Segment Start: The records

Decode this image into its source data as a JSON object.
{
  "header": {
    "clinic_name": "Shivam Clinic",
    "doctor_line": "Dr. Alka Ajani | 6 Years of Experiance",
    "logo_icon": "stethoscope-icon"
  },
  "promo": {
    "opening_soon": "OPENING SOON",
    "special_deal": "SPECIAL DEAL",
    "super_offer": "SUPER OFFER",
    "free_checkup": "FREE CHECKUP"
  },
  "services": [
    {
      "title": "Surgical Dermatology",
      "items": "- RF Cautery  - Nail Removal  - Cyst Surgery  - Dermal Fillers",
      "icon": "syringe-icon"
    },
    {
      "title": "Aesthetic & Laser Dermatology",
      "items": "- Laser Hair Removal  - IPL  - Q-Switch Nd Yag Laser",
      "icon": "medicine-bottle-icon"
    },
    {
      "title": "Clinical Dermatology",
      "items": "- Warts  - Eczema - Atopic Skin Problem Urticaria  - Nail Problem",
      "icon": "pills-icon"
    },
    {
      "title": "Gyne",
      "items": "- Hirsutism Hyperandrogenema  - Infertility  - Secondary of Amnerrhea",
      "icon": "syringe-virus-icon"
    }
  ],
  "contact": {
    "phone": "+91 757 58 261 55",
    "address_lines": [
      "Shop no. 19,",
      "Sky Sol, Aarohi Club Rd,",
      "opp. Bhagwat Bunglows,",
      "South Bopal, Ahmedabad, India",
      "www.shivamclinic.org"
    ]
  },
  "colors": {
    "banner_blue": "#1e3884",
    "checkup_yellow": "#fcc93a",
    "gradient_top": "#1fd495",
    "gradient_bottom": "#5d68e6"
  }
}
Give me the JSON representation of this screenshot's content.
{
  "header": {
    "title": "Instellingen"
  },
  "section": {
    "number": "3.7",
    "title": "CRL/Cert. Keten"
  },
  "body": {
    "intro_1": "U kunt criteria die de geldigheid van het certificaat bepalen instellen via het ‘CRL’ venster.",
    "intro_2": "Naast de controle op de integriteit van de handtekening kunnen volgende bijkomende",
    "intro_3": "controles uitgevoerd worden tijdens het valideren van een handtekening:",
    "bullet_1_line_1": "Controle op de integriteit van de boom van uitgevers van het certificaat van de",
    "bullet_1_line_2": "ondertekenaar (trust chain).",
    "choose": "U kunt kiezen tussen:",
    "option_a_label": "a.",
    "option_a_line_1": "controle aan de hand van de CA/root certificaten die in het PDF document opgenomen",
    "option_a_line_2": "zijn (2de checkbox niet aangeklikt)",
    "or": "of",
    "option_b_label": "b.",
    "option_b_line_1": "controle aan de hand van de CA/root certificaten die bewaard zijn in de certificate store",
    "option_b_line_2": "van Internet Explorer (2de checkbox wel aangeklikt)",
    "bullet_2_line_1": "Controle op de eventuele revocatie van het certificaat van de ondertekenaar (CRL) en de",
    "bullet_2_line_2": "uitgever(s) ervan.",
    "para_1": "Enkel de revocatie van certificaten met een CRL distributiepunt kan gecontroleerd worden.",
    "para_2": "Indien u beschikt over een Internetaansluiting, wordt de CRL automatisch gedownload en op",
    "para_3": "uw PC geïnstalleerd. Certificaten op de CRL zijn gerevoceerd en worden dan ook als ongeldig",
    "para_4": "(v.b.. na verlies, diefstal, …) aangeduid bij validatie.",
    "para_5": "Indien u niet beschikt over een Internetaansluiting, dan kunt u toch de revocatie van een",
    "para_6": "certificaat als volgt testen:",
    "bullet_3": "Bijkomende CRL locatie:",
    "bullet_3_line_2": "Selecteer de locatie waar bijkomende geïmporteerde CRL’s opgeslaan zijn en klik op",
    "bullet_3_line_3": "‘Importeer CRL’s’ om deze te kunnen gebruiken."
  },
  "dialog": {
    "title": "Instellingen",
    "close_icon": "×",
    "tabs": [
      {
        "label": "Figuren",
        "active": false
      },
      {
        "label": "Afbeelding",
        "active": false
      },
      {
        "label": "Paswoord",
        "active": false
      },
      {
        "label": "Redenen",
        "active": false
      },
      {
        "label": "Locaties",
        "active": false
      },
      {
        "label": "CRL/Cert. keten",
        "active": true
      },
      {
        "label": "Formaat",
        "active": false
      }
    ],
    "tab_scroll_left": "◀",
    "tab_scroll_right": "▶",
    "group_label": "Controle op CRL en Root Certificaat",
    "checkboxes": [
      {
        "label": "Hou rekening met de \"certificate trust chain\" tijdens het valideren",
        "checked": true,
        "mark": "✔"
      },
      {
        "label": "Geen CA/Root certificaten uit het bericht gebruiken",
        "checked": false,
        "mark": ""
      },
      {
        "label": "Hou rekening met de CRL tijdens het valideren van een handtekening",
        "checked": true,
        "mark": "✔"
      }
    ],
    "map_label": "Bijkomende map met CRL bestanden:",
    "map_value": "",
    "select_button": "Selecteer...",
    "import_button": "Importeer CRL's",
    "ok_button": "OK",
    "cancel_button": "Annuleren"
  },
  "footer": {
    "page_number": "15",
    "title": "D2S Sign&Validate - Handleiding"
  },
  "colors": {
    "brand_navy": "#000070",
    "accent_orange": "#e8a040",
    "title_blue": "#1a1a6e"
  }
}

Segment End: The records

▶ **What is being asked**: From the data above, copy each line with the string "worden" in it.

▶ **Result of this exercise**:
    "intro_3": "controles uitgevoerd worden tijdens het valideren van een handtekening:",
    "para_1": "Enkel de revocatie van certificaten met een CRL distributiepunt kan gecontroleerd worden.",
    "para_3": "uw PC geïnstalleerd. Certificaten op de CRL zijn gerevoceerd en worden dan ook als ongeldig",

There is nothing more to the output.